# To do
Wherever a line holds the string "Rehabilitation", copy that line.

# Data records
----------------------------------------
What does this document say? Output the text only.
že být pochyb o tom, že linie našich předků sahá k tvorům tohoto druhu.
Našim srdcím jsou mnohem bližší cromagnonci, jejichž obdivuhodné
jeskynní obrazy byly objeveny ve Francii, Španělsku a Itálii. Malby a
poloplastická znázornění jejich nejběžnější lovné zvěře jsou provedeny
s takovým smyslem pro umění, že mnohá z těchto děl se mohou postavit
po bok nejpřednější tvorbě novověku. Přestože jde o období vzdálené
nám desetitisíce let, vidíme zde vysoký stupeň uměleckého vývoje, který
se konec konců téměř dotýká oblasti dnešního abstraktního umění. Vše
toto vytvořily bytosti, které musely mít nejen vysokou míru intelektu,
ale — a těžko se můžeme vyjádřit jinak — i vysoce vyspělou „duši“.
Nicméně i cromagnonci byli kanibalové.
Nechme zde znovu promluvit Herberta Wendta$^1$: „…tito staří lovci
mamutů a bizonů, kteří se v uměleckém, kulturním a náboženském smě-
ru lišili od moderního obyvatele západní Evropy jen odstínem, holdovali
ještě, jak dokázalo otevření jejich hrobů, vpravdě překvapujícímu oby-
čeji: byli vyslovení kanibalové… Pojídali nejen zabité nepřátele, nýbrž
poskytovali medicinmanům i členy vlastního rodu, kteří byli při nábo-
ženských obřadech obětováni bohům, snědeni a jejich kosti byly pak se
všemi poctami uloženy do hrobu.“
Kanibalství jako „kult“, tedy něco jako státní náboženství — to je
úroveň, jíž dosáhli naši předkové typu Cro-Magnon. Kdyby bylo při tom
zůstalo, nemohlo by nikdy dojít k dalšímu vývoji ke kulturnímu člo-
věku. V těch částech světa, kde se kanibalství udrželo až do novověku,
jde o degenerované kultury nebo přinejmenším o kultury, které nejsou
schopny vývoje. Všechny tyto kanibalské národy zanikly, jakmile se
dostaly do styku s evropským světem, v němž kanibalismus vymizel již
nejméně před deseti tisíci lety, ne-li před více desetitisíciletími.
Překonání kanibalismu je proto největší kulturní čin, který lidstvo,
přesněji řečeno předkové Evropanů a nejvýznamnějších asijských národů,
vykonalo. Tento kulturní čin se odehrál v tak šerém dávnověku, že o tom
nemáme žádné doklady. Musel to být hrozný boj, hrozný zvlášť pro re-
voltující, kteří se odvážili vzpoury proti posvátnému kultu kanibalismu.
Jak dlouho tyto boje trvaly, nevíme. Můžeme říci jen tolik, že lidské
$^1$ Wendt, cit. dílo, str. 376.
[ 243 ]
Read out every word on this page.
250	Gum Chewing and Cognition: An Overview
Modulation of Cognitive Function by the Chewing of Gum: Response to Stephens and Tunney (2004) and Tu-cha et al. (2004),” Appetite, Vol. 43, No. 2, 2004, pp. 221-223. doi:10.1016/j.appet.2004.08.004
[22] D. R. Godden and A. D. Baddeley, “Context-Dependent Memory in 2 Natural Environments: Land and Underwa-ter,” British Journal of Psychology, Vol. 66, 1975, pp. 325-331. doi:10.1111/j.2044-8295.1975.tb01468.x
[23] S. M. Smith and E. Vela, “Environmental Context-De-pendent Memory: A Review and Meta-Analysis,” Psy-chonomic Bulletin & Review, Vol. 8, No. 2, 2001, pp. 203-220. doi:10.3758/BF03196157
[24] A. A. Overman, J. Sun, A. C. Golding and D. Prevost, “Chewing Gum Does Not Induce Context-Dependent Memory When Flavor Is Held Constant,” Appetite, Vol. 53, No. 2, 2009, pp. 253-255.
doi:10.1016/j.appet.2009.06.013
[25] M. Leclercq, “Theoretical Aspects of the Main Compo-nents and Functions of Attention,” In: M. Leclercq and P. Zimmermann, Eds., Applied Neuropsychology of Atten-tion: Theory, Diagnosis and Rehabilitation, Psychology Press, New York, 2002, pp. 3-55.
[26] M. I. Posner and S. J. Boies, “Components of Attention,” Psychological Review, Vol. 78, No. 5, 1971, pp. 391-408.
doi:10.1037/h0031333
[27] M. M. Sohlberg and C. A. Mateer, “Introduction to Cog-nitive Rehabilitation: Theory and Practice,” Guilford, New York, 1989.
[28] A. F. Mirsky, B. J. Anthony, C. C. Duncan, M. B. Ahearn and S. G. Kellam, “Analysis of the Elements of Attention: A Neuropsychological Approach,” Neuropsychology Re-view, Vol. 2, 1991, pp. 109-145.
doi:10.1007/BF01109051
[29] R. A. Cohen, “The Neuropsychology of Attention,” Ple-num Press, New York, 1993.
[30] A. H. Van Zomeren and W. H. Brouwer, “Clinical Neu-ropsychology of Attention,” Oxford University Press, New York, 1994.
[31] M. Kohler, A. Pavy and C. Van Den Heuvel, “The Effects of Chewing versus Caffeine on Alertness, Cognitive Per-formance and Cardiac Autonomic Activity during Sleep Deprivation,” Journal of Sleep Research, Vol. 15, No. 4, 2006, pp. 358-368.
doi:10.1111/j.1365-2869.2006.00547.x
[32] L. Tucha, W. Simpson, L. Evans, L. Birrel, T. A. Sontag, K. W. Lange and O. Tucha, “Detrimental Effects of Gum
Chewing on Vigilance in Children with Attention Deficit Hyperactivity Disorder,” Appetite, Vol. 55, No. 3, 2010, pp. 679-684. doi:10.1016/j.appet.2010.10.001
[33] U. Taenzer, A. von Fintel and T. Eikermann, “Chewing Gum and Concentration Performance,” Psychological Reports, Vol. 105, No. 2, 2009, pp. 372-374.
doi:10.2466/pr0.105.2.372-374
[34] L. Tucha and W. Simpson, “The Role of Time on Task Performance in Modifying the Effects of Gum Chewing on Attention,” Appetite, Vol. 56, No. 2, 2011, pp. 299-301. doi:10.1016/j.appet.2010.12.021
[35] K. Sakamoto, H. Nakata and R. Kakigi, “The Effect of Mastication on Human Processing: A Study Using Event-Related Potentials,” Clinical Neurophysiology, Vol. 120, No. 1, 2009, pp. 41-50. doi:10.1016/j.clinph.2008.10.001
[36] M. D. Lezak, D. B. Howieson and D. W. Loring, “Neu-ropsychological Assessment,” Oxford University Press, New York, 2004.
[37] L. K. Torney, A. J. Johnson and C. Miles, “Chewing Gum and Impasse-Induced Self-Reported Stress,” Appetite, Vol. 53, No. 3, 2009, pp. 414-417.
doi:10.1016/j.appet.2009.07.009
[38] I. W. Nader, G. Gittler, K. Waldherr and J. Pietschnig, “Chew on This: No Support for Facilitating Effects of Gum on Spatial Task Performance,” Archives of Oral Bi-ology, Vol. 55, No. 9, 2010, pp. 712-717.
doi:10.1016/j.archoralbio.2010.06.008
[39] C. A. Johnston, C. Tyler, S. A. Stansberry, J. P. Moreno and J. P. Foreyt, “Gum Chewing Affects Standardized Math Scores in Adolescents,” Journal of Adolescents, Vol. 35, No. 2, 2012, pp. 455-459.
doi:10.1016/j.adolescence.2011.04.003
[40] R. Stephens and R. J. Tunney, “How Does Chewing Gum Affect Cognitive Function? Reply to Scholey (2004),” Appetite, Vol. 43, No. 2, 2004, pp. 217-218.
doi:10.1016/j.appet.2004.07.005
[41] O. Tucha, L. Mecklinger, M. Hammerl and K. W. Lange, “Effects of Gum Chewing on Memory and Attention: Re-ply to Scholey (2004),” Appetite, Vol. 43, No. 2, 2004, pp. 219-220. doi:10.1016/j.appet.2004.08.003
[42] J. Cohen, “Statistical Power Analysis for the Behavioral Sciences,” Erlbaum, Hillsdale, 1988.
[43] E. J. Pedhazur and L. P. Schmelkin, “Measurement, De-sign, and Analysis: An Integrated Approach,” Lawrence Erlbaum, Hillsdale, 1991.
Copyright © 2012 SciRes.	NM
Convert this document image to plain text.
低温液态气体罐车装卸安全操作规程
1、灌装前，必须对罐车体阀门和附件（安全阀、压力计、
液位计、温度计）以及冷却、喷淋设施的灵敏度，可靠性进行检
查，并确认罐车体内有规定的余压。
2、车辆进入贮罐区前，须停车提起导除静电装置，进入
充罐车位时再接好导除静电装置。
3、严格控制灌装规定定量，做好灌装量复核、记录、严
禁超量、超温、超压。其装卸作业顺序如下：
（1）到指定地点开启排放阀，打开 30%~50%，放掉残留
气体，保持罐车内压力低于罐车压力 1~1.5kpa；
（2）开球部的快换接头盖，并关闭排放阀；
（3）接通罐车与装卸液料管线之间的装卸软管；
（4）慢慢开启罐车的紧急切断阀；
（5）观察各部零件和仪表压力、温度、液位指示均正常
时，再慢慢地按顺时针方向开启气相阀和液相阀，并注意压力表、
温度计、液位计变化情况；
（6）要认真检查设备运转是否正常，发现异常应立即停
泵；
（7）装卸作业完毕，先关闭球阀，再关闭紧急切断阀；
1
----------------------------------------
# Output
[25] M. Leclercq, “Theoretical Aspects of the Main Compo-nents and Functions of Attention,” In: M. Leclercq and P. Zimmermann, Eds., Applied Neuropsychology of Atten-tion: Theory, Diagnosis and Rehabilitation, Psychology Press, New York, 2002, pp. 3-55.
[27] M. M. Sohlberg and C. A. Mateer, “Introduction to Cog-nitive Rehabilitation: Theory and Practice,” Guilford, New York, 1989.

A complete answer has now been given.